**Data shown**
%%

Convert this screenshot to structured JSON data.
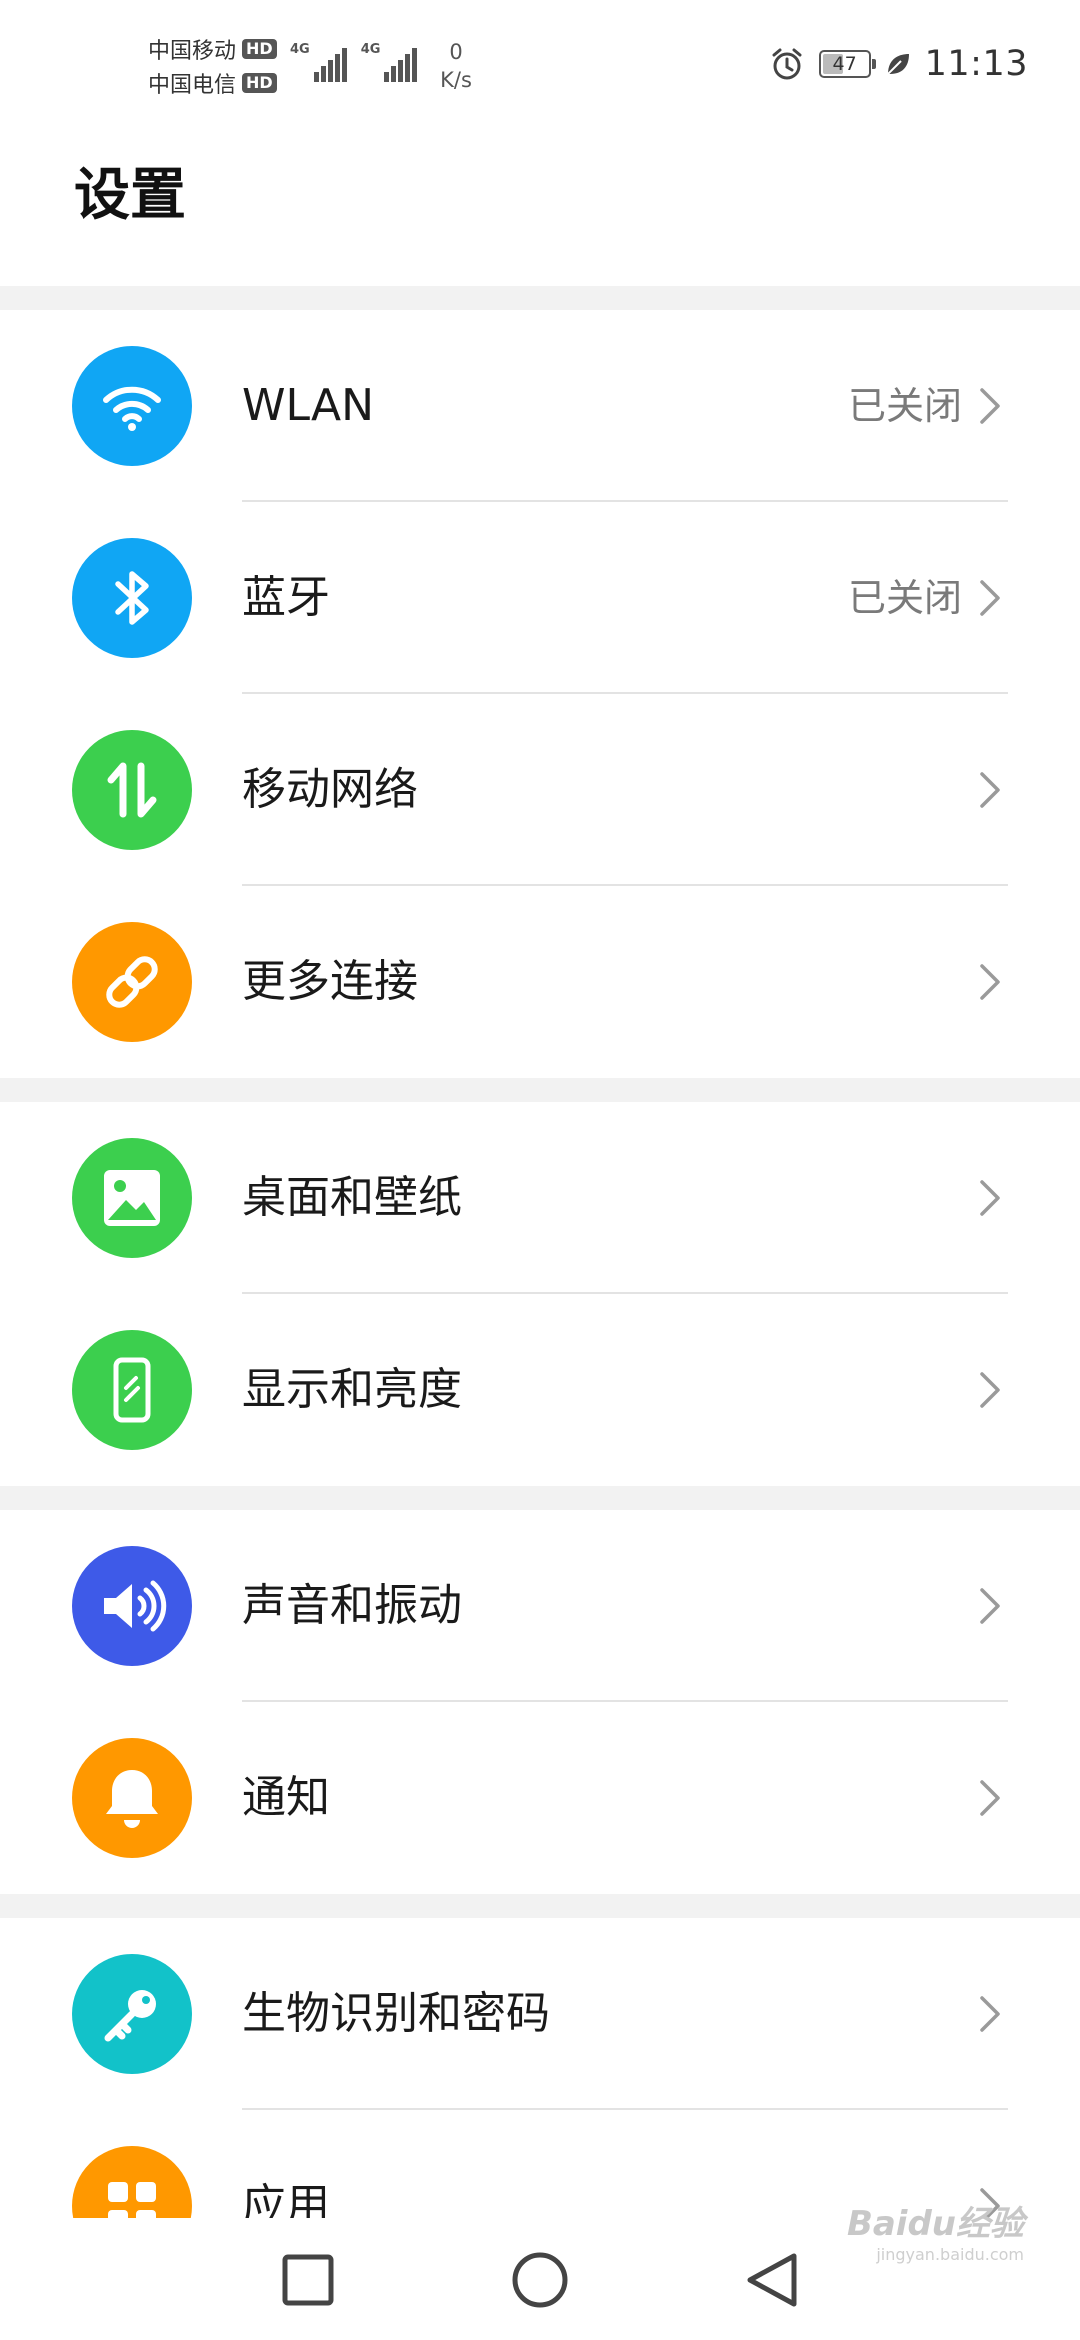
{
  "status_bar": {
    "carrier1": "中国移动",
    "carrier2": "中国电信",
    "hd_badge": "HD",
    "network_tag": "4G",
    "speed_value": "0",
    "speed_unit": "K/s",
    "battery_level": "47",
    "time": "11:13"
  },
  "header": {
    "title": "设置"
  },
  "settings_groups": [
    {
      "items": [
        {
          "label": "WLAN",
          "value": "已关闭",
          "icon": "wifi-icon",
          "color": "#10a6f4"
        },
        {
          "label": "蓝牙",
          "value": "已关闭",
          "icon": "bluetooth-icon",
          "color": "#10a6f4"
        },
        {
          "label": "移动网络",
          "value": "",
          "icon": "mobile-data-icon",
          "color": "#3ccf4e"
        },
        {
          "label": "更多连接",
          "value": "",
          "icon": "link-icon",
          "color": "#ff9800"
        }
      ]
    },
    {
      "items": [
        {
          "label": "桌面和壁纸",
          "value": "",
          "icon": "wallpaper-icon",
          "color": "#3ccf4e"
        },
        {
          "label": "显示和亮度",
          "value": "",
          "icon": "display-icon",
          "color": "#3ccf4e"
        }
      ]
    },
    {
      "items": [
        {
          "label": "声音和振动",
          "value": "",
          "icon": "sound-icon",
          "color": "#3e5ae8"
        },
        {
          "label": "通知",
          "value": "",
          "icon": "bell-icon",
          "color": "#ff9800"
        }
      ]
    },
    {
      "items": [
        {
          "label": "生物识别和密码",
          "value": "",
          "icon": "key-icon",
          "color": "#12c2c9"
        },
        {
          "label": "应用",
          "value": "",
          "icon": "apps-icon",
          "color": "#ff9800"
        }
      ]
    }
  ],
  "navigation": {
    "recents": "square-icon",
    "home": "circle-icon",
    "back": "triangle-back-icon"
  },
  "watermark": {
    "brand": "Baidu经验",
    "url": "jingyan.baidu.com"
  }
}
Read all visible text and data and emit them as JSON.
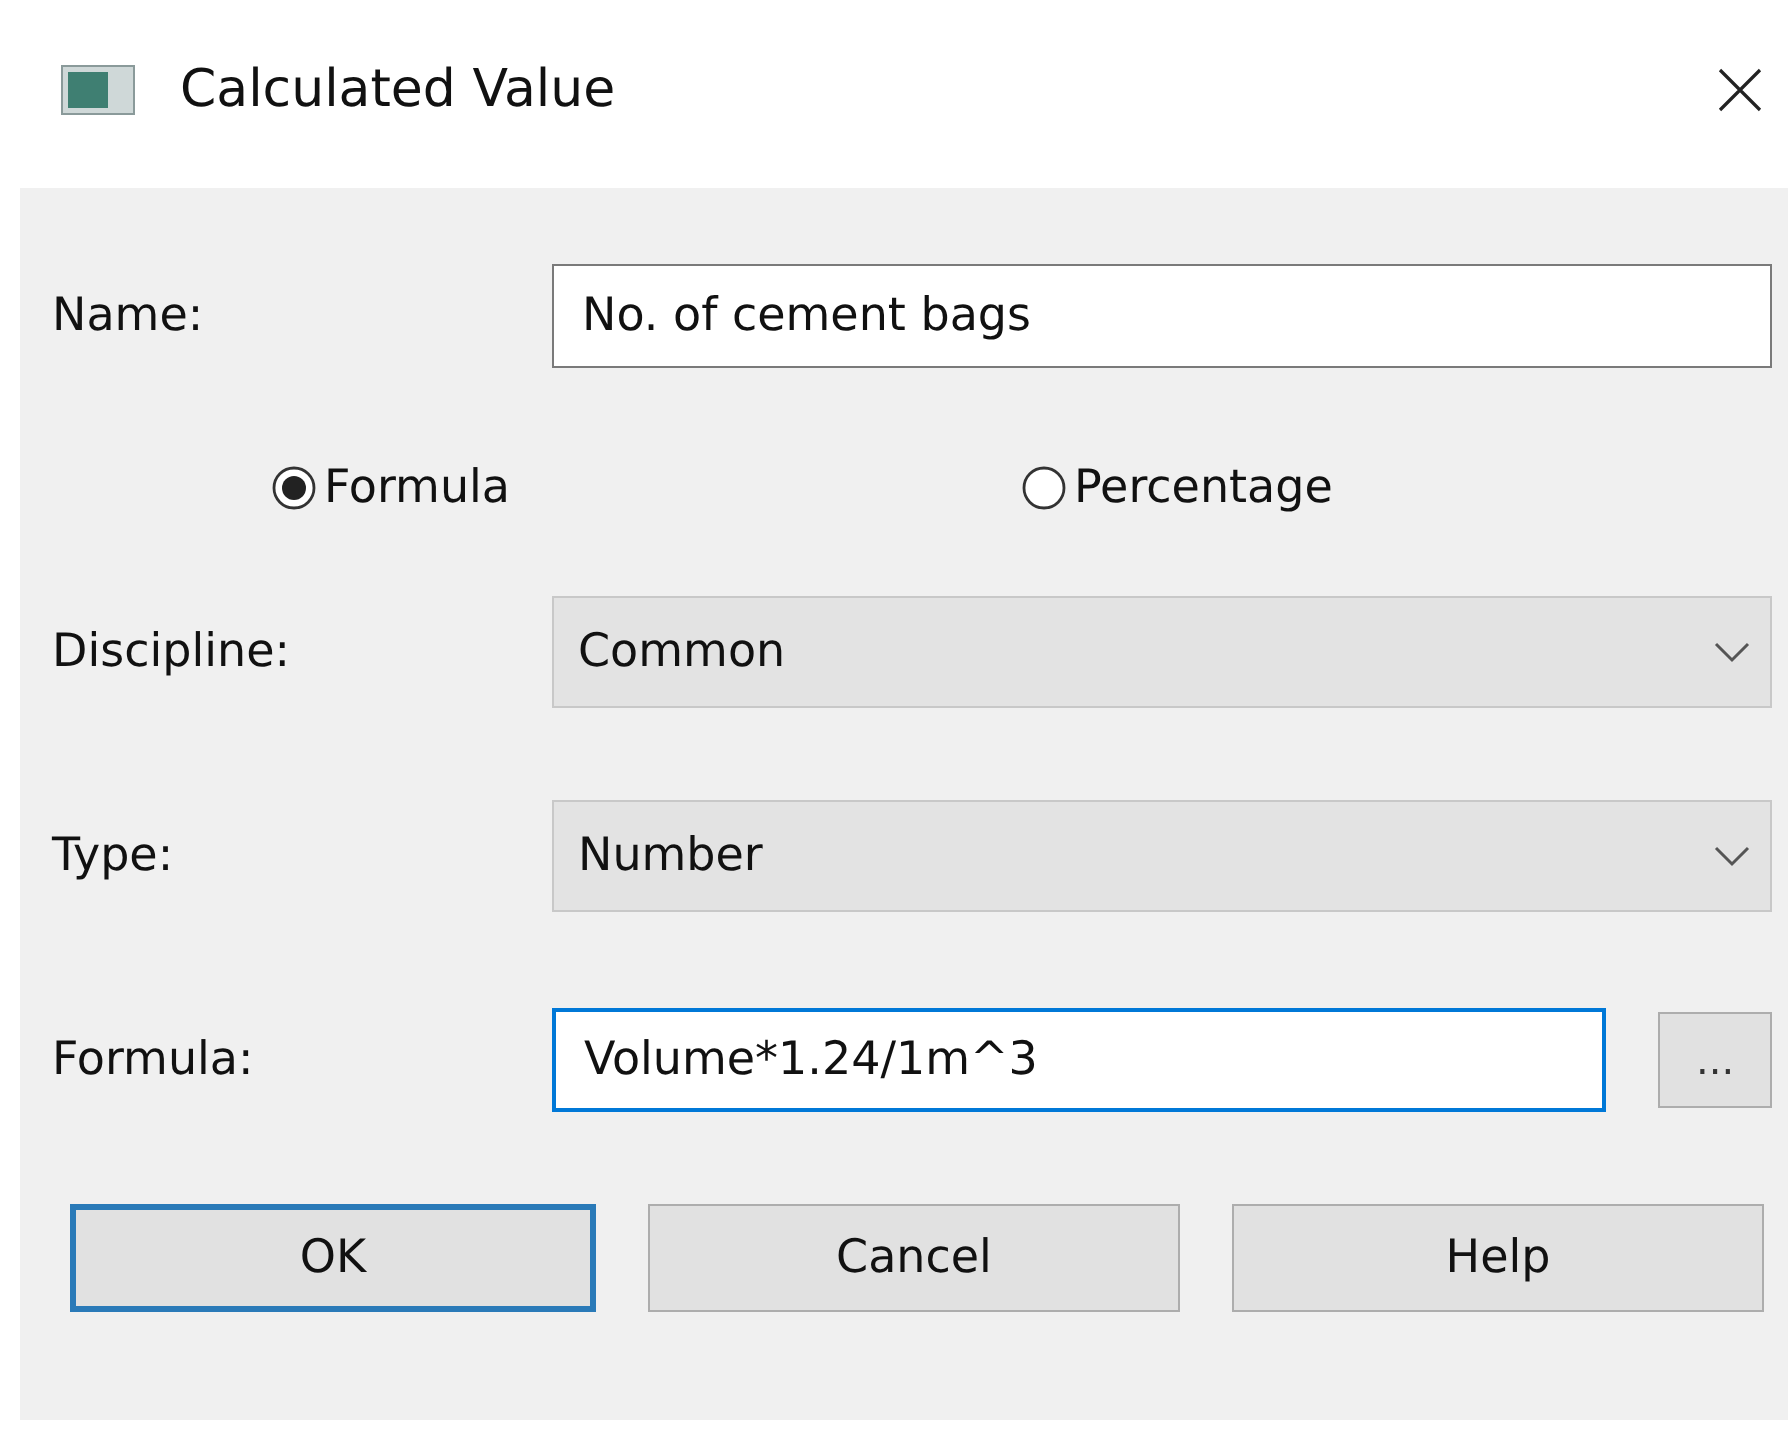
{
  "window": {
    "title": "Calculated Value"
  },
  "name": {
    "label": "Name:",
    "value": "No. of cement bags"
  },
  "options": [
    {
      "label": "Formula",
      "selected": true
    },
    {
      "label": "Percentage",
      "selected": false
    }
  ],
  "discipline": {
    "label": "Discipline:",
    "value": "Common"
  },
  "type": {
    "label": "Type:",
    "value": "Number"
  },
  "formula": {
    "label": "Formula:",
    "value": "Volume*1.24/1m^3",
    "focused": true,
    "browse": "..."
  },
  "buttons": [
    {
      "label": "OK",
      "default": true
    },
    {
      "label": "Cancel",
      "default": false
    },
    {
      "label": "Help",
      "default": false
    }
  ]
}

%%

**Your goal**
All records must be output exactly as they are, except for the pictures, which are left out.

**Finished exercise**
Convert this screenshot to structured JSON data.
{
  "status_bar": {
    "carrier1": "中国移动",
    "carrier2": "中国电信",
    "hd_badge": "HD",
    "network_tag": "4G",
    "speed_value": "0",
    "speed_unit": "K/s",
    "battery_level": "47",
    "time": "11:13"
  },
  "header": {
    "title": "设置"
  },
  "settings_groups": [
    {
      "items": [
        {
          "label": "WLAN",
          "value": "已关闭",
          "icon": "wifi-icon",
          "color": "#10a6f4"
        },
        {
          "label": "蓝牙",
          "value": "已关闭",
          "icon": "bluetooth-icon",
          "color": "#10a6f4"
        },
        {
          "label": "移动网络",
          "value": "",
          "icon": "mobile-data-icon",
          "color": "#3ccf4e"
        },
        {
          "label": "更多连接",
          "value": "",
          "icon": "link-icon",
          "color": "#ff9800"
        }
      ]
    },
    {
      "items": [
        {
          "label": "桌面和壁纸",
          "value": "",
          "icon": "wallpaper-icon",
          "color": "#3ccf4e"
        },
        {
          "label": "显示和亮度",
          "value": "",
          "icon": "display-icon",
          "color": "#3ccf4e"
        }
      ]
    },
    {
      "items": [
        {
          "label": "声音和振动",
          "value": "",
          "icon": "sound-icon",
          "color": "#3e5ae8"
        },
        {
          "label": "通知",
          "value": "",
          "icon": "bell-icon",
          "color": "#ff9800"
        }
      ]
    },
    {
      "items": [
        {
          "label": "生物识别和密码",
          "value": "",
          "icon": "key-icon",
          "color": "#12c2c9"
        },
        {
          "label": "应用",
          "value": "",
          "icon": "apps-icon",
          "color": "#ff9800"
        }
      ]
    }
  ],
  "navigation": {
    "recents": "square-icon",
    "home": "circle-icon",
    "back": "triangle-back-icon"
  },
  "watermark": {
    "brand": "Baidu经验",
    "url": "jingyan.baidu.com"
  }
}
Read all visible text and data and emit them as JSON.
{
  "window": {
    "title": "Calculated Value"
  },
  "name": {
    "label": "Name:",
    "value": "No. of cement bags"
  },
  "options": [
    {
      "label": "Formula",
      "selected": true
    },
    {
      "label": "Percentage",
      "selected": false
    }
  ],
  "discipline": {
    "label": "Discipline:",
    "value": "Common"
  },
  "type": {
    "label": "Type:",
    "value": "Number"
  },
  "formula": {
    "label": "Formula:",
    "value": "Volume*1.24/1m^3",
    "focused": true,
    "browse": "..."
  },
  "buttons": [
    {
      "label": "OK",
      "default": true
    },
    {
      "label": "Cancel",
      "default": false
    },
    {
      "label": "Help",
      "default": false
    }
  ]
}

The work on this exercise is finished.